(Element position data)
>> start
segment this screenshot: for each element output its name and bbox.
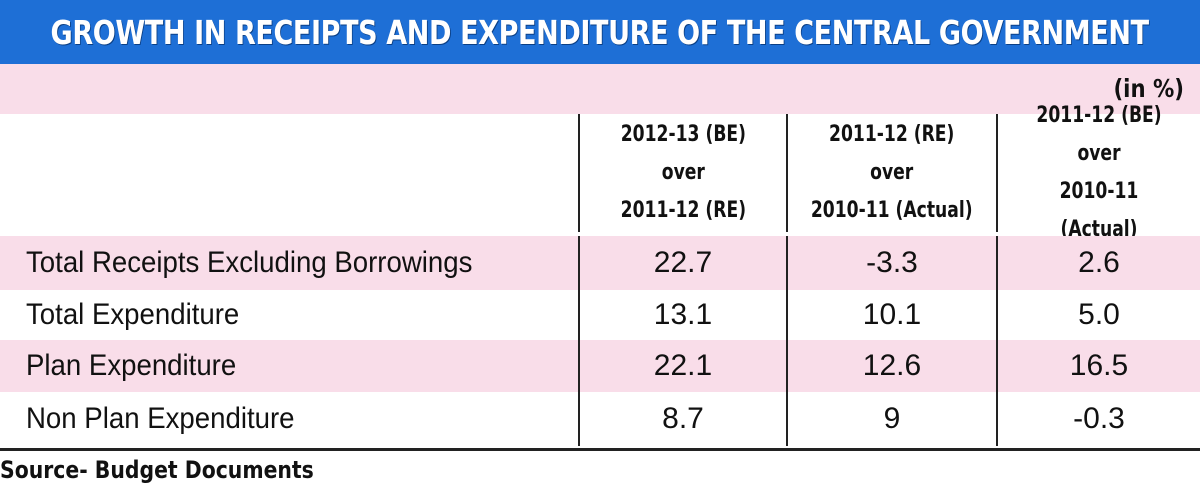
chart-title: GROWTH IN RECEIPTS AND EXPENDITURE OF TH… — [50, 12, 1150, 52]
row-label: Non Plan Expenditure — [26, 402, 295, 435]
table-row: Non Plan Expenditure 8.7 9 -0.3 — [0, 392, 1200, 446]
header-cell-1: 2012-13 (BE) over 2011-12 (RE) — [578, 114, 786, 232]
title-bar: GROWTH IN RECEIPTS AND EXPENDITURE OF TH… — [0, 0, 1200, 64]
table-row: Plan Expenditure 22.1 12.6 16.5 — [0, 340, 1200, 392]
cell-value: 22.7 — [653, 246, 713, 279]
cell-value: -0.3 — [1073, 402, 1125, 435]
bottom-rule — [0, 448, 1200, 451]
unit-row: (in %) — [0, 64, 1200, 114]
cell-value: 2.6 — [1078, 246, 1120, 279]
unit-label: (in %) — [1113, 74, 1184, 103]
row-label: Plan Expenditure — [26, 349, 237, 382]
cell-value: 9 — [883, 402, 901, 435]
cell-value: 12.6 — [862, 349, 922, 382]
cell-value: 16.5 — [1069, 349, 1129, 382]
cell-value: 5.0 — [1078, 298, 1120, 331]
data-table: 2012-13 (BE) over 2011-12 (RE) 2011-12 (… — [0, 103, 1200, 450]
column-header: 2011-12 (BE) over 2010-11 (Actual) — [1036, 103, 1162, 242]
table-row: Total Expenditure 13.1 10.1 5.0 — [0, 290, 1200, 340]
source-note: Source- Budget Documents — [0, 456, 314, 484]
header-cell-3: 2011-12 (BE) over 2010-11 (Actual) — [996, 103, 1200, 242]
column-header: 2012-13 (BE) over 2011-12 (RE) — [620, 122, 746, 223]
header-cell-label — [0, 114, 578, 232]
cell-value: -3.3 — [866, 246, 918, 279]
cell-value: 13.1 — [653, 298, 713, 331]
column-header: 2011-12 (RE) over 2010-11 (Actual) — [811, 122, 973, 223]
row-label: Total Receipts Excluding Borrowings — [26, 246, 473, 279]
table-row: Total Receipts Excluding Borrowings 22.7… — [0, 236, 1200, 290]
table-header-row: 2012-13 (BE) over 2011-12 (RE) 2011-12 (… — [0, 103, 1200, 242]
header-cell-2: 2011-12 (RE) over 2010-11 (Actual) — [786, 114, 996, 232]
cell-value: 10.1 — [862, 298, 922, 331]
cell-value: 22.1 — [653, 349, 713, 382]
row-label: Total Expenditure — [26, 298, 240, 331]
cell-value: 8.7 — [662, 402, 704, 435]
>> end
>> start
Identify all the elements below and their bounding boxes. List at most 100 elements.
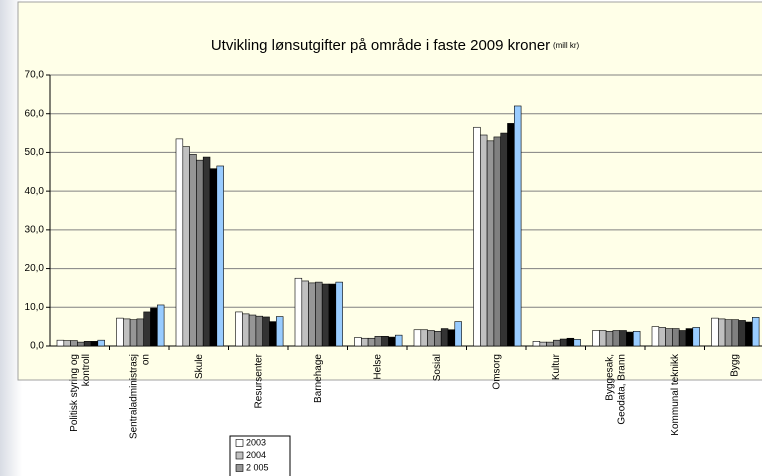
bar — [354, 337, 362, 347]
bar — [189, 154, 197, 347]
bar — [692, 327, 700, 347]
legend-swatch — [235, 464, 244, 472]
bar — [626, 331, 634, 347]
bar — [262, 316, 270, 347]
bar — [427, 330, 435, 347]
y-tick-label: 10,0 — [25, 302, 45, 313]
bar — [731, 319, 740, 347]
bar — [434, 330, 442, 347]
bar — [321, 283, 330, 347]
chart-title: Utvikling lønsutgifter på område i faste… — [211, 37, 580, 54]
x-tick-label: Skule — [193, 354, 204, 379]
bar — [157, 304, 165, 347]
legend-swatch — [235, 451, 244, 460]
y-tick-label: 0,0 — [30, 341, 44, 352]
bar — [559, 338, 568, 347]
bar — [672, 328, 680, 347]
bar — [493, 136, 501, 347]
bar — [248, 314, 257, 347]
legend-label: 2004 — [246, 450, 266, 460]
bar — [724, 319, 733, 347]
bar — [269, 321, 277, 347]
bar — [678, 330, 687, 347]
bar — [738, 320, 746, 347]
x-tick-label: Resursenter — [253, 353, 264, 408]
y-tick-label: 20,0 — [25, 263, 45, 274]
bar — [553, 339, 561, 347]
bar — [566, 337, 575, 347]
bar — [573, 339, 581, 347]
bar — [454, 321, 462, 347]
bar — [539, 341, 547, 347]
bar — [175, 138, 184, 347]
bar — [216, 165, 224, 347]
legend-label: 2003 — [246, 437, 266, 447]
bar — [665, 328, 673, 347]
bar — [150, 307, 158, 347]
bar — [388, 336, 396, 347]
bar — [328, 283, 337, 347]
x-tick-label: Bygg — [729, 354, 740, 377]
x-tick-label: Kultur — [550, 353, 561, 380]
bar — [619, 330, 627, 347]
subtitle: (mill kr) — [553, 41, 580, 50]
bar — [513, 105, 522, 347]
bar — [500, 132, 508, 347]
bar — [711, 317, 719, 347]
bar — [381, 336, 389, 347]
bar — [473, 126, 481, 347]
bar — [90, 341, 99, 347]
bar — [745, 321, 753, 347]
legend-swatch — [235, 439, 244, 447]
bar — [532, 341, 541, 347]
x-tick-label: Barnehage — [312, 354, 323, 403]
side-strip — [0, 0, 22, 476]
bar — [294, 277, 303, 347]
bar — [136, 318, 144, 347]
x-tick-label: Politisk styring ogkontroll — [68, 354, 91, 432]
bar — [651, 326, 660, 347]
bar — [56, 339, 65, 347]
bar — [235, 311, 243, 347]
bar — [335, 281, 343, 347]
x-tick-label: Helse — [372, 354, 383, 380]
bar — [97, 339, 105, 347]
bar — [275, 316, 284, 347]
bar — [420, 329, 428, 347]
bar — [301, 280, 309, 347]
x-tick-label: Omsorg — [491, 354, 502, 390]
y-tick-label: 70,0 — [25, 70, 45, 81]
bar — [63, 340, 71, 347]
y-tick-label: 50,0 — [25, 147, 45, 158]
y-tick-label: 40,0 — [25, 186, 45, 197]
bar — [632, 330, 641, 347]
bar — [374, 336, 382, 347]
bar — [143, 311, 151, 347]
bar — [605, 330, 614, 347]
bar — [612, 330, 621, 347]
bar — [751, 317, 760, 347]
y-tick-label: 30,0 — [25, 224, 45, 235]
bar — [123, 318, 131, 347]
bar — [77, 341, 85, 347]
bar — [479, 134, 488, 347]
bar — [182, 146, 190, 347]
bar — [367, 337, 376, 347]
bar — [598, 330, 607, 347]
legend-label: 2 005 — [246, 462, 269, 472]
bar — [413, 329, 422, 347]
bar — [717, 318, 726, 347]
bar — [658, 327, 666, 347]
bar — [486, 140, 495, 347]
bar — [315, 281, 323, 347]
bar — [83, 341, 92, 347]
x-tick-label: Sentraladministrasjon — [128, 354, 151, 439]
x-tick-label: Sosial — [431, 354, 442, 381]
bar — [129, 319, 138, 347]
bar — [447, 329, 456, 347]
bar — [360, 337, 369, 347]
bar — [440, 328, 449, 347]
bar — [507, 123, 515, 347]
>> end
>> start
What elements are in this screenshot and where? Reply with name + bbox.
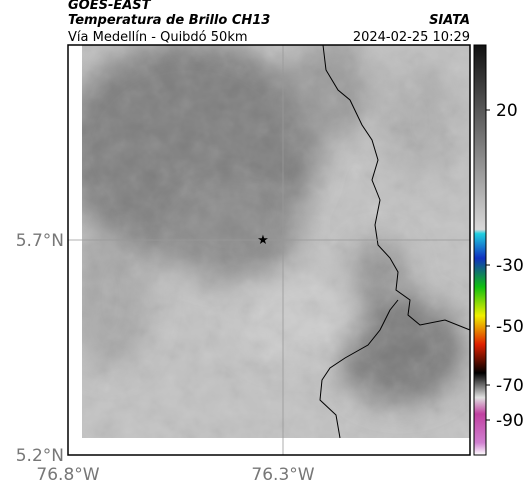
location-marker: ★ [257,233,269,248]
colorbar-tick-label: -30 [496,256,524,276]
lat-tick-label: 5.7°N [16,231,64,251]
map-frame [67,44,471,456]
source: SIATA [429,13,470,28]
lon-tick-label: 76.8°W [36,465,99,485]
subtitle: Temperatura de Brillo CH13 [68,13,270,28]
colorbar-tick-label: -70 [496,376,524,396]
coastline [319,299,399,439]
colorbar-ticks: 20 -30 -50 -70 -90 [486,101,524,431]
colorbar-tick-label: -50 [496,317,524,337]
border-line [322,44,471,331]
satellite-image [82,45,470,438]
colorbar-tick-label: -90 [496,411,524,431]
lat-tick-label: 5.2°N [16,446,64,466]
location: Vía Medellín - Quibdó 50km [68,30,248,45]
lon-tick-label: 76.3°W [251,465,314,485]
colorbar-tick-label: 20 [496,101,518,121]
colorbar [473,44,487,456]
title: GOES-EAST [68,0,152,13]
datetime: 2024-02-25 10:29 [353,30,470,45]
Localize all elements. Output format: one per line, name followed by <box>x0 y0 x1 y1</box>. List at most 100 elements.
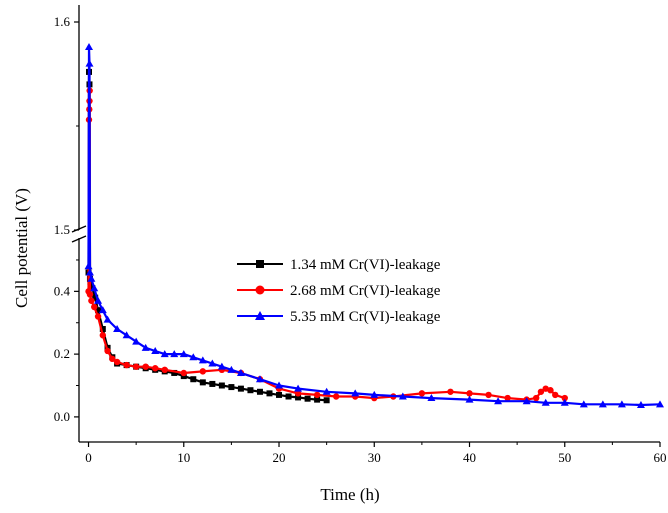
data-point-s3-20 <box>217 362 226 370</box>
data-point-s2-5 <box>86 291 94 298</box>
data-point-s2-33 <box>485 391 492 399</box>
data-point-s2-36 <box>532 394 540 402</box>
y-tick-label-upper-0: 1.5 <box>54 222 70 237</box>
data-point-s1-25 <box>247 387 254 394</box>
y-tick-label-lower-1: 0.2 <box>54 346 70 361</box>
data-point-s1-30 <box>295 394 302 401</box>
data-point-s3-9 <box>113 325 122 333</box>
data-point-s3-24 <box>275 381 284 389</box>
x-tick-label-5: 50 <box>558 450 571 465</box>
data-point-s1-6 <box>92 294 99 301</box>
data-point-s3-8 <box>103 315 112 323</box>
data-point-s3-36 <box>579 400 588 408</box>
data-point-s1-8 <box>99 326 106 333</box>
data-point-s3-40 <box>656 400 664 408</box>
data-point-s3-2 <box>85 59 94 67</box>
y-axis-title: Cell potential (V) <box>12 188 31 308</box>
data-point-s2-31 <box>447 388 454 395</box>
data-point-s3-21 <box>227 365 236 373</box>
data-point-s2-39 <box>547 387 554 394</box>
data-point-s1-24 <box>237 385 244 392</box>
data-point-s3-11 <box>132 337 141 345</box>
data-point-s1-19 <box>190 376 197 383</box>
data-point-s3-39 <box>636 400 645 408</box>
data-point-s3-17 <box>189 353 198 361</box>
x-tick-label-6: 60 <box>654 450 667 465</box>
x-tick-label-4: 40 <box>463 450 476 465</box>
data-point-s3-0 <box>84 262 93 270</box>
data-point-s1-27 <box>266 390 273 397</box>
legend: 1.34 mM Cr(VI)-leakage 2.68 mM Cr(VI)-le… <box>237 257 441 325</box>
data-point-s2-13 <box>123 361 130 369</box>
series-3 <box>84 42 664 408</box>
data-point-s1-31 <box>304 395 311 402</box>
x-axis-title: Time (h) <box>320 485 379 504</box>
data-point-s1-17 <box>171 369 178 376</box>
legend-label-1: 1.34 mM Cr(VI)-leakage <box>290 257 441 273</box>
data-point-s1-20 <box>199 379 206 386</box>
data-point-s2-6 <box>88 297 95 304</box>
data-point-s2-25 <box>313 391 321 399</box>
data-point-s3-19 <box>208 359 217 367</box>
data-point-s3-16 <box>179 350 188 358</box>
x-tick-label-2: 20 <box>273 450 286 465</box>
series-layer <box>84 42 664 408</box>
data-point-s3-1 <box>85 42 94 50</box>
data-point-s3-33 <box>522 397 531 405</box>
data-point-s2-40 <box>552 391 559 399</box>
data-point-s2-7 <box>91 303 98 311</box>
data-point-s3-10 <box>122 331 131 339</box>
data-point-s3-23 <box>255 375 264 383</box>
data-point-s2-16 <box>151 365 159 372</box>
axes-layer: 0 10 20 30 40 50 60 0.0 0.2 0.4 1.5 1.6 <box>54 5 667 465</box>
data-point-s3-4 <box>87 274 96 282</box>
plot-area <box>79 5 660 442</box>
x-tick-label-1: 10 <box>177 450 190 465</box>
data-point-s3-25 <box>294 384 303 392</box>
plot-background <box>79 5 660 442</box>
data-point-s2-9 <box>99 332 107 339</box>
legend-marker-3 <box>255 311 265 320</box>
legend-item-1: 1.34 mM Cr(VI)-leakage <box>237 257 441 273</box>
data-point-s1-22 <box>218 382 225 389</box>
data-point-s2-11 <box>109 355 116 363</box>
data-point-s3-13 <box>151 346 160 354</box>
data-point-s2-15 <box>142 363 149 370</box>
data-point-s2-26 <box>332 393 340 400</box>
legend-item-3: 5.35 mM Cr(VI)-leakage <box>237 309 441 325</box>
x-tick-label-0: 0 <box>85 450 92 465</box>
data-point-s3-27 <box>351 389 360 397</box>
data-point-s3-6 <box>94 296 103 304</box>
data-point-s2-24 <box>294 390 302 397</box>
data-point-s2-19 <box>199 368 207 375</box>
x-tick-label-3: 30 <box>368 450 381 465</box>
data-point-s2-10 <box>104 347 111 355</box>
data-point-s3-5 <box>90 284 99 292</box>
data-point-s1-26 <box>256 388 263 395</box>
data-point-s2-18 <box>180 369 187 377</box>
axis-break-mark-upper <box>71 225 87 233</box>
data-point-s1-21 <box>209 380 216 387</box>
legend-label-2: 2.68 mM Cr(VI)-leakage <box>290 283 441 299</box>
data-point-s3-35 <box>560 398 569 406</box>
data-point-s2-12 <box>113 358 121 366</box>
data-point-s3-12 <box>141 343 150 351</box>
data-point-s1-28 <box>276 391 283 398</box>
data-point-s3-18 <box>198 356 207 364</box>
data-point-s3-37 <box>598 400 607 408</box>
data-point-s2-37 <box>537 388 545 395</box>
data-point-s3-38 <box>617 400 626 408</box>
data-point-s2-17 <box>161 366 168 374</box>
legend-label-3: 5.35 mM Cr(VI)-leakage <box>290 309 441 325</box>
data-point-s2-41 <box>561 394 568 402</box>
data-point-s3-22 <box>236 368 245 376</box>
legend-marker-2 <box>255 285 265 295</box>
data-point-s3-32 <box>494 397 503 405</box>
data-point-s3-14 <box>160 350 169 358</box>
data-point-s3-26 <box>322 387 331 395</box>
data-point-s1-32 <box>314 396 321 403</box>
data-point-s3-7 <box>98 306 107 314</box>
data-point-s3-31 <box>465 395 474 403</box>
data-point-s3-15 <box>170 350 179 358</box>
>> end
Recast the listing above as a JSON list of strings, one per line with blank lines left out, covering everything from the line containing "bar — [354, 337, 362, 347]" down to the line containing "bar — [63, 340, 71, 347]".

Exercise solution
[
  "bar — [354, 337, 362, 347]",
  "bar — [189, 154, 197, 347]",
  "bar — [692, 327, 700, 347]",
  "legend-swatch — [235, 464, 244, 472]",
  "bar — [626, 331, 634, 347]",
  "bar — [262, 316, 270, 347]",
  "bar — [427, 330, 435, 347]",
  "y-tick-label: 10,0 — [25, 302, 45, 313]",
  "bar — [731, 319, 740, 347]",
  "bar — [434, 330, 442, 347]",
  "bar — [321, 283, 330, 347]",
  "chart-title: Utvikling lønsutgifter på område i faste… — [211, 37, 580, 54]",
  "x-tick-label: Skule — [193, 354, 204, 379]",
  "bar — [157, 304, 165, 347]",
  "legend-swatch — [235, 451, 244, 460]",
  "y-tick-label: 0,0 — [30, 341, 44, 352]",
  "bar — [559, 338, 568, 347]",
  "bar — [672, 328, 680, 347]",
  "bar — [493, 136, 501, 347]",
  "bar — [248, 314, 257, 347]",
  "legend-label: 2004 — [246, 450, 266, 460]",
  "bar — [724, 319, 733, 347]",
  "bar — [269, 321, 277, 347]",
  "bar — [678, 330, 687, 347]",
  "bar — [738, 320, 746, 347]",
  "x-tick-label: Resursenter — [253, 353, 264, 408]",
  "y-tick-label: 20,0 — [25, 263, 45, 274]",
  "bar — [553, 339, 561, 347]",
  "bar — [566, 337, 575, 347]",
  "bar — [573, 339, 581, 347]",
  "bar — [454, 321, 462, 347]",
  "bar — [539, 341, 547, 347]",
  "bar — [175, 138, 184, 347]",
  "bar — [216, 165, 224, 347]",
  "legend-label: 2003 — [246, 437, 266, 447]",
  "bar — [665, 328, 673, 347]",
  "bar — [150, 307, 158, 347]",
  "bar — [388, 336, 396, 347]",
  "bar — [328, 283, 337, 347]",
  "x-tick-label: Bygg — [729, 354, 740, 377]",
  "x-tick-label: Kultur — [550, 353, 561, 380]",
  "bar — [619, 330, 627, 347]",
  "subtitle: (mill kr) — [553, 41, 580, 50]",
  "bar — [513, 105, 522, 347]",
  "bar — [500, 132, 508, 347]",
  "bar — [711, 317, 719, 347]",
  "bar — [381, 336, 389, 347]",
  "bar — [473, 126, 481, 347]",
  "bar — [90, 341, 99, 347]",
  "bar — [745, 321, 753, 347]",
  "legend-swatch — [235, 439, 244, 447]",
  "bar — [532, 341, 541, 347]",
  "x-tick-label: Barnehage — [312, 354, 323, 403]",
  "side-strip — [0, 0, 22, 476]",
  "bar — [294, 277, 303, 347]",
  "bar — [136, 318, 144, 347]",
  "x-tick-label: Politisk styring ogkontroll — [68, 354, 91, 432]",
  "bar — [651, 326, 660, 347]",
  "bar — [56, 339, 65, 347]",
  "bar — [235, 311, 243, 347]",
  "bar — [335, 281, 343, 347]",
  "x-tick-label: Helse — [372, 354, 383, 380]",
  "bar — [97, 339, 105, 347]",
  "bar — [275, 316, 284, 347]",
  "bar — [420, 329, 428, 347]",
  "bar — [301, 280, 309, 347]",
  "x-tick-label: Omsorg — [491, 354, 502, 390]",
  "y-tick-label: 70,0 — [25, 70, 45, 81]",
  "bar — [63, 340, 71, 347]"
]